● Stored items:

** start **

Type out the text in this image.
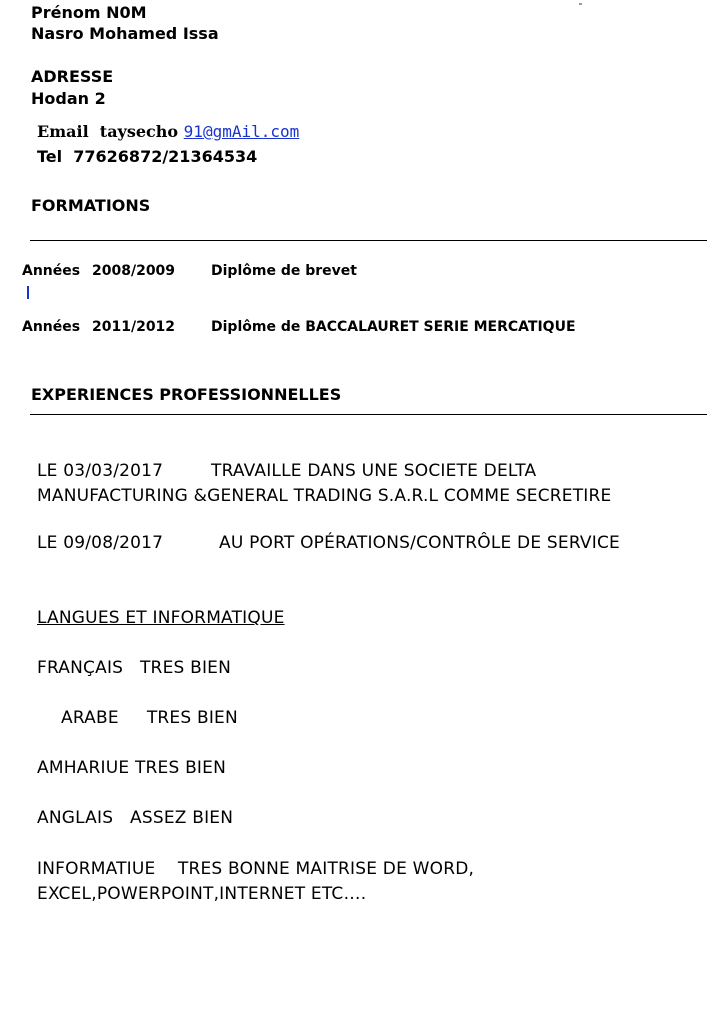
Prénom N0M
Nasro Mohamed Issa
ADRESSE
Hodan 2
Email taysecho 91@gmAil.com
Tel 77626872/21364534
FORMATIONS
Années 2008/2009	Diplôme de brevet
Années 2011/2012	Diplôme de BACCALAURET SERIE MERCATIQUE
EXPERIENCES PROFESSIONNELLES
LE 03/03/2017	TRAVAILLE DANS UNE SOCIETE DELTA
MANUFACTURING &GENERAL TRADING S.A.R.L COMME SECRETIRE
LE 09/08/2017	AU PORT OPÉRATIONS/CONTRÔLE DE SERVICE
LANGUES ET INFORMATIQUE
FRANÇAIS TRES BIEN
ARABE TRES BIEN
AMHARIUE TRES BIEN
ANGLAIS ASSEZ BIEN
INFORMATIUE TRES BONNE MAITRISE DE WORD,
EXCEL,POWERPOINT,INTERNET ETC….
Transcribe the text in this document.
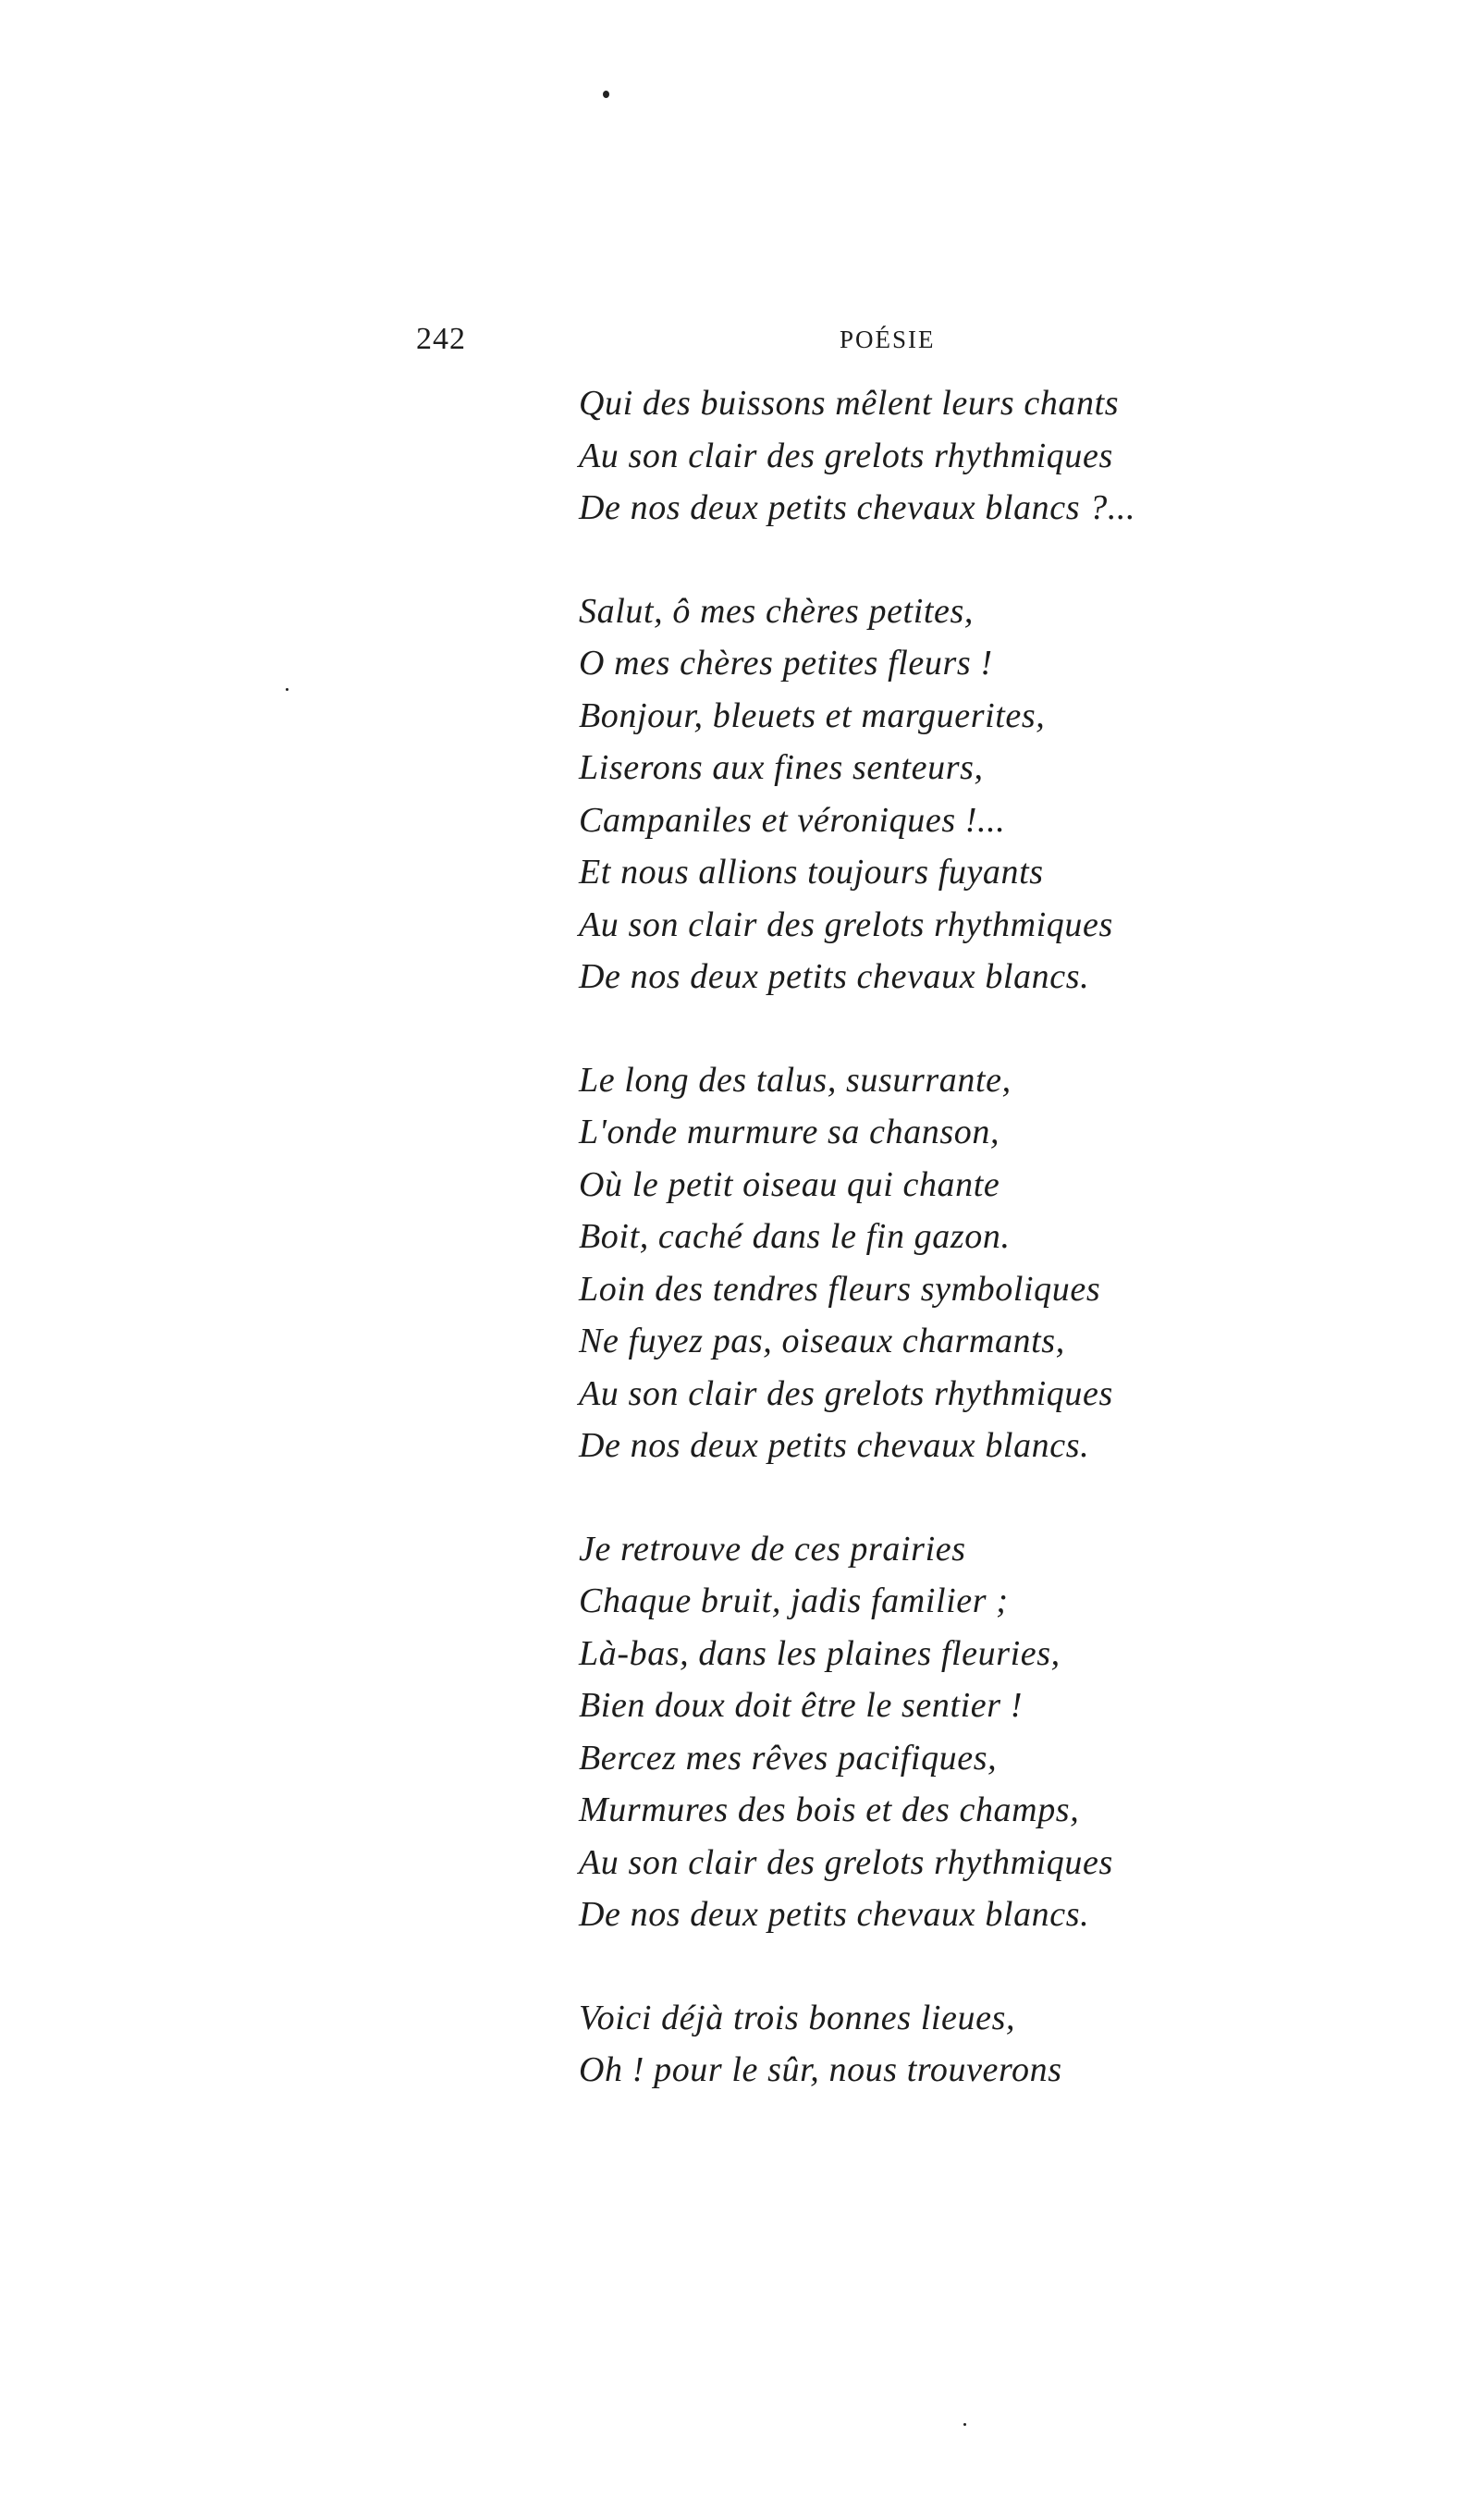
242	POÉSIE
Qui des buissons mêlent leurs chants
Au son clair des grelots rhythmiques
De nos deux petits chevaux blancs ?...
Salut, ô mes chères petites,
O mes chères petites fleurs !
Bonjour, bleuets et marguerites,
Liserons aux fines senteurs,
Campaniles et véroniques !...
Et nous allions toujours fuyants
Au son clair des grelots rhythmiques
De nos deux petits chevaux blancs.
Le long des talus, susurrante,
L'onde murmure sa chanson,
Où le petit oiseau qui chante
Boit, caché dans le fin gazon.
Loin des tendres fleurs symboliques
Ne fuyez pas, oiseaux charmants,
Au son clair des grelots rhythmiques
De nos deux petits chevaux blancs.
Je retrouve de ces prairies
Chaque bruit, jadis familier ;
Là-bas, dans les plaines fleuries,
Bien doux doit être le sentier !
Bercez mes rêves pacifiques,
Murmures des bois et des champs,
Au son clair des grelots rhythmiques
De nos deux petits chevaux blancs.
Voici déjà trois bonnes lieues,
Oh ! pour le sûr, nous trouverons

** end **

● Stated task: Copy out all lines above that include the string "nous".

● Solution for this exercise:
Et nous allions toujours fuyants
Oh ! pour le sûr, nous trouverons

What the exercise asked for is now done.